Stored records:
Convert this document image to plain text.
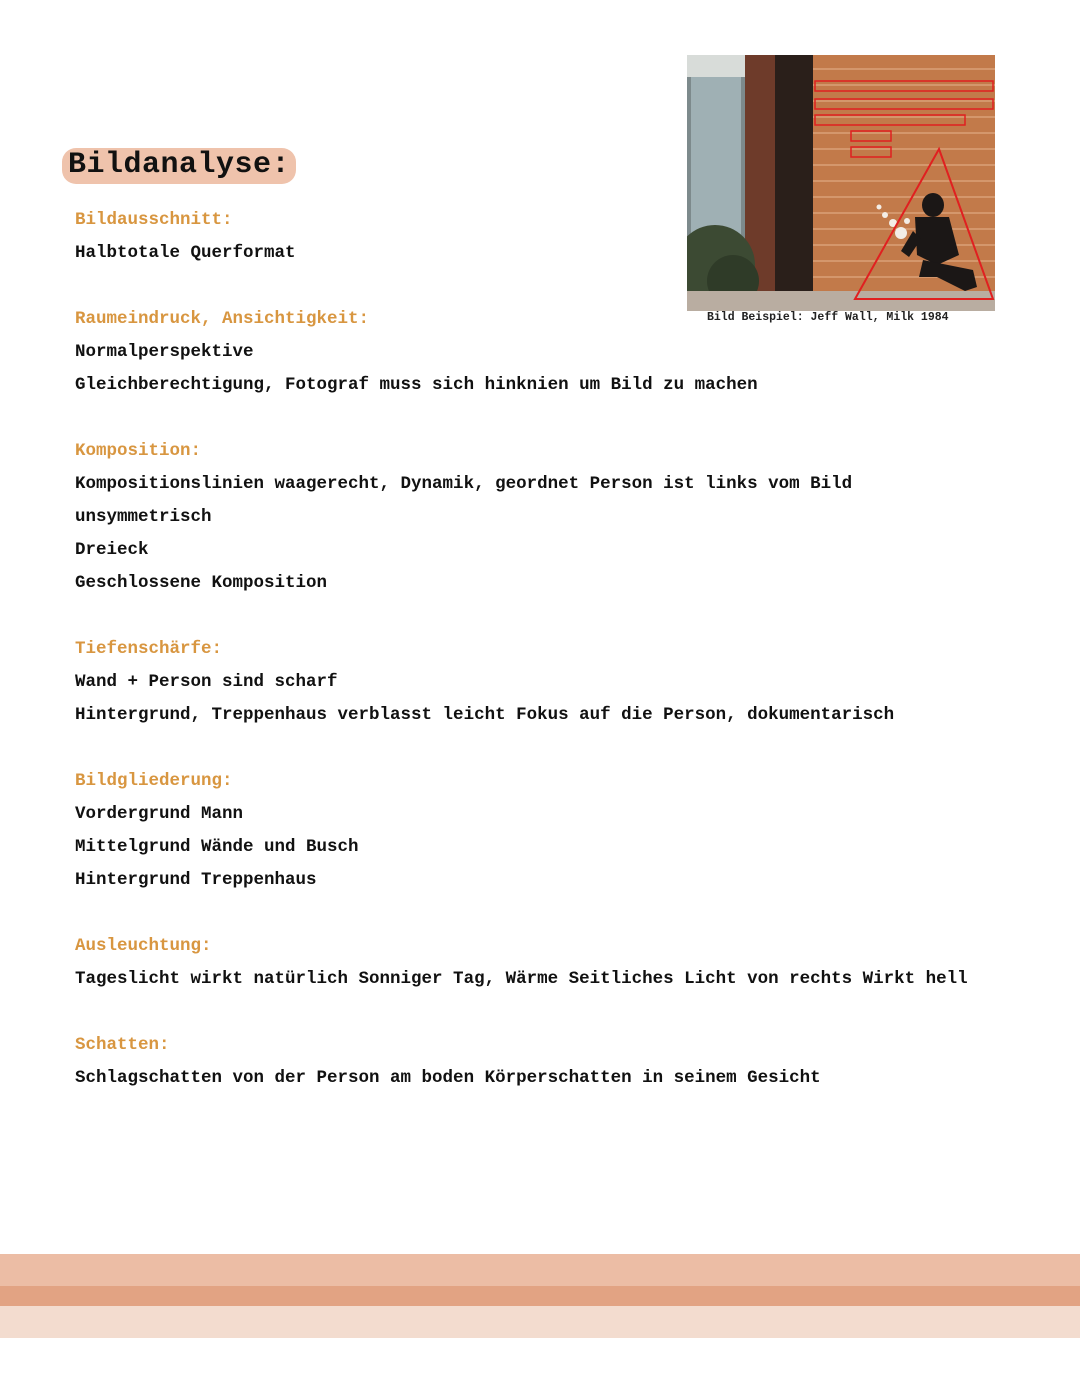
Bildanalyse:
Bild Beispiel: Jeff Wall, Milk 1984
Bildausschnitt:
Halbtotale Querformat
Raumeindruck, Ansichtigkeit:
Normalperspektive
Gleichberechtigung, Fotograf muss sich hinknien um Bild zu machen
Komposition:
Kompositionslinien waagerecht, Dynamik, geordnet Person ist links vom Bild
unsymmetrisch
Dreieck
Geschlossene Komposition
Tiefenschärfe:
Wand + Person sind scharf
Hintergrund, Treppenhaus verblasst leicht Fokus auf die Person, dokumentarisch
Bildgliederung:
Vordergrund Mann
Mittelgrund Wände und Busch
Hintergrund Treppenhaus
Ausleuchtung:
Tageslicht wirkt natürlich Sonniger Tag, Wärme Seitliches Licht von rechts Wirkt hell
Schatten:
Schlagschatten von der Person am boden Körperschatten in seinem Gesicht
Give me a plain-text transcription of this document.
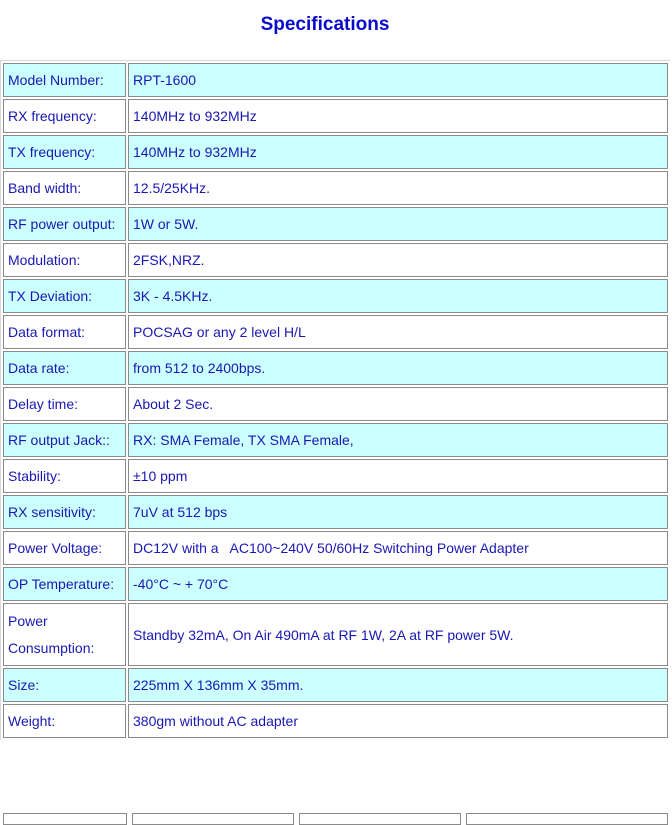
Specifications
Model Number:	RPT-1600
RX frequency:	140MHz to 932MHz
TX frequency:	140MHz to 932MHz
Band width:	12.5/25KHz.
RF power output:	1W or 5W.
Modulation:	2FSK,NRZ.
TX Deviation:	3K - 4.5KHz.
Data format:	POCSAG or any 2 level H/L
Data rate:	from 512 to 2400bps.
Delay time:	About 2 Sec.
RF output Jack::	RX: SMA Female, TX SMA Female,
Stability:	±10 ppm
RX sensitivity:	7uV at 512 bps
Power Voltage:	DC12V with a   AC100~240V 50/60Hz Switching Power Adapter
OP Temperature:	-40°C ~ + 70°C
Power Consumption:	Standby 32mA, On Air 490mA at RF 1W, 2A at RF power 5W.
Size:	225mm X 136mm X 35mm.
Weight:	380gm without AC adapter
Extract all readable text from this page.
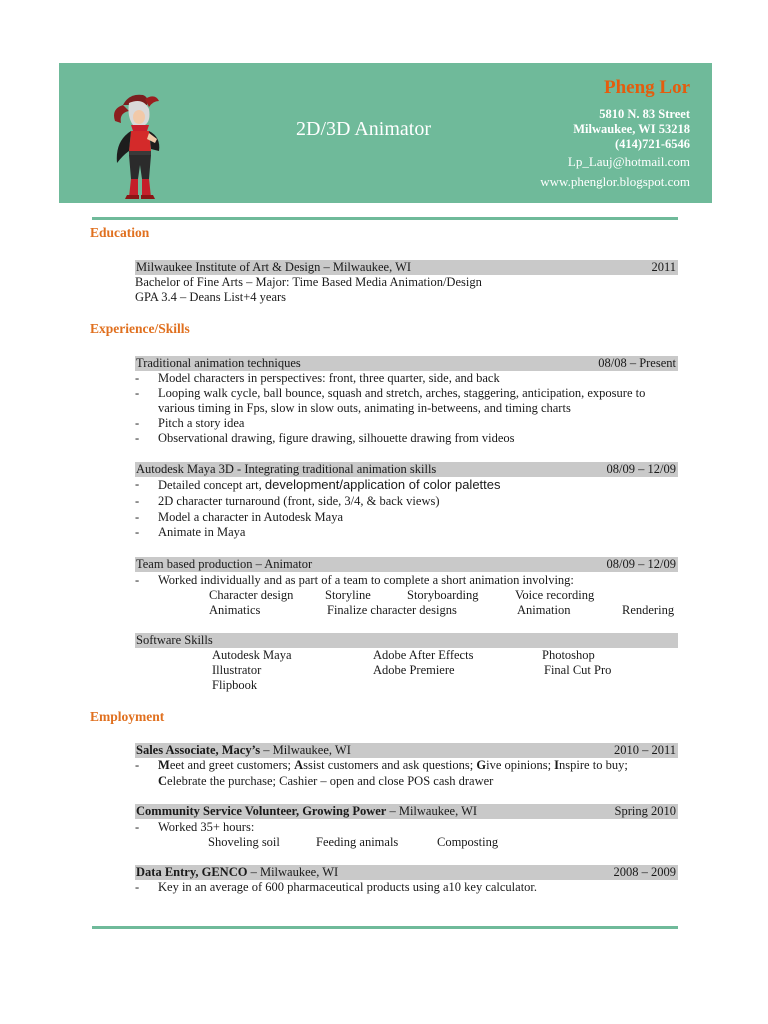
2D/3D Animator
Pheng Lor
5810 N. 83 Street
Milwaukee, WI 53218
(414)721-6546
Lp_Lauj@hotmail.com
www.phenglor.blogspot.com
Education
Milwaukee Institute of Art & Design – Milwaukee, WI	2011
Bachelor of Fine Arts – Major: Time Based Media Animation/Design
GPA 3.4 – Deans List+4 years
Experience/Skills
Traditional animation techniques	08/08 – Present
- Model characters in perspectives: front, three quarter, side, and back
- Looping walk cycle, ball bounce, squash and stretch, arches, staggering, anticipation, exposure to
various timing in Fps, slow in slow outs, animating in-betweens, and timing charts
- Pitch a story idea
- Observational drawing, figure drawing, silhouette drawing from videos
Autodesk Maya 3D - Integrating traditional animation skills	08/09 – 12/09
- Detailed concept art, development/application of color palettes
- 2D character turnaround (front, side, 3/4, & back views)
- Model a character in Autodesk Maya
- Animate in Maya
Team based production – Animator	08/09 – 12/09
- Worked individually and as part of a team to complete a short animation involving:
Character design	Storyline	Storyboarding	Voice recording
Animatics	Finalize character designs	Animation	Rendering
Software Skills
Autodesk Maya	Adobe After Effects	Photoshop
Illustrator	Adobe Premiere	Final Cut Pro
Flipbook
Employment
Sales Associate, Macy’s – Milwaukee, WI	2010 – 2011
- Meet and greet customers; Assist customers and ask questions; Give opinions; Inspire to buy;
Celebrate the purchase; Cashier – open and close POS cash drawer
Community Service Volunteer, Growing Power – Milwaukee, WI	Spring 2010
- Worked 35+ hours:
Shoveling soil	Feeding animals	Composting
Data Entry, GENCO – Milwaukee, WI	2008 – 2009
- Key in an average of 600 pharmaceutical products using a10 key calculator.
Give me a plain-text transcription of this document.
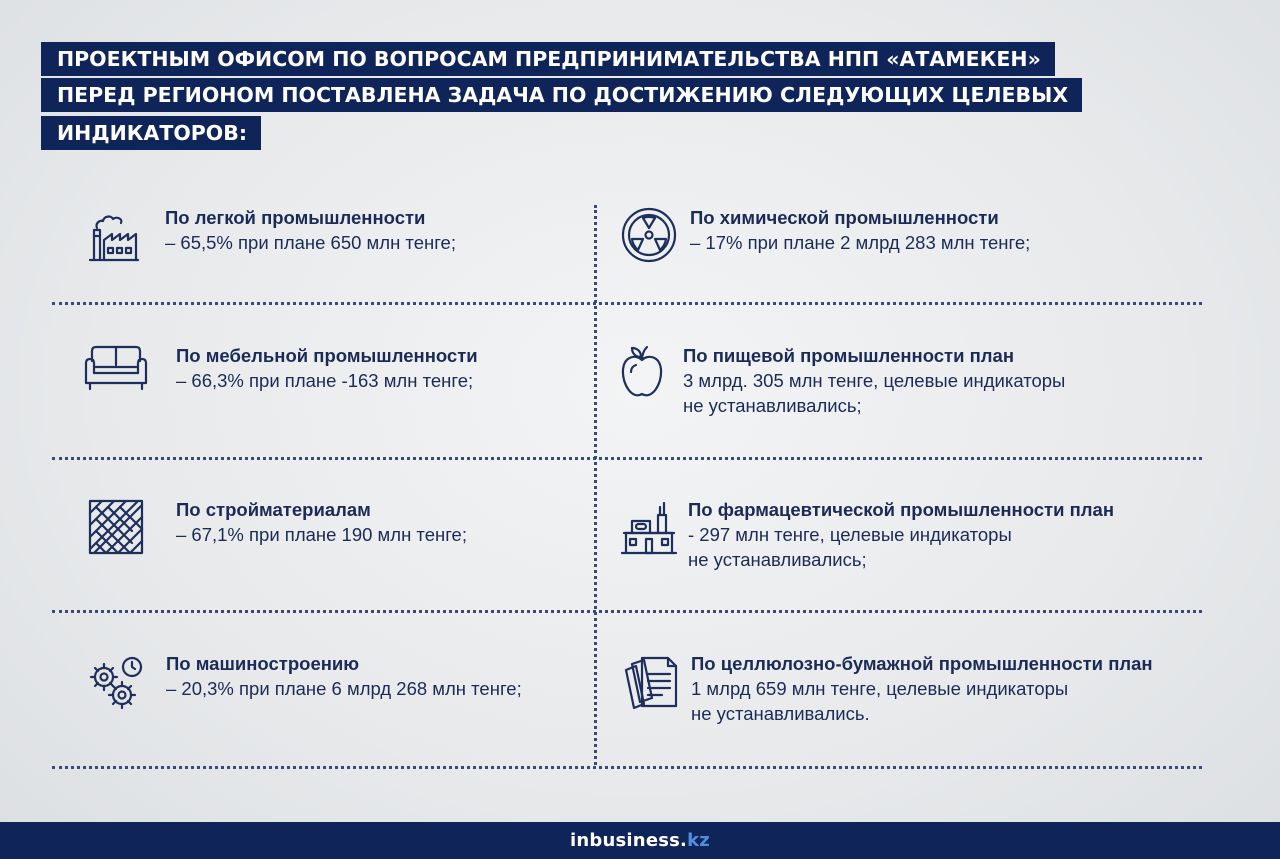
ПРОЕКТНЫМ ОФИСОМ ПО ВОПРОСАМ ПРЕДПРИНИМАТЕЛЬСТВА НПП «АТАМЕКЕН»
ПЕРЕД РЕГИОНОМ ПОСТАВЛЕНА ЗАДАЧА ПО ДОСТИЖЕНИЮ СЛЕДУЮЩИХ ЦЕЛЕВЫХ
ИНДИКАТОРОВ:
По легкой промышленности
– 65,5% при плане 650 млн тенге;
По химической промышленности
– 17% при плане 2 млрд 283 млн тенге;
По мебельной промышленности
– 66,3% при плане -163 млн тенге;
По пищевой промышленности план
3 млрд. 305 млн тенге, целевые индикаторы
не устанавливались;
По стройматериалам
– 67,1% при плане 190 млн тенге;
По фармацевтической промышленности план
- 297 млн тенге, целевые индикаторы
не устанавливались;
По машиностроению
– 20,3% при плане 6 млрд 268 млн тенге;
По целлюлозно-бумажной промышленности план
1 млрд 659 млн тенге, целевые индикаторы
не устанавливались.
inbusiness.kz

### [Exercise]
Find every line holding the word "Animator"; give their count and nothing else.

### [The solution]
2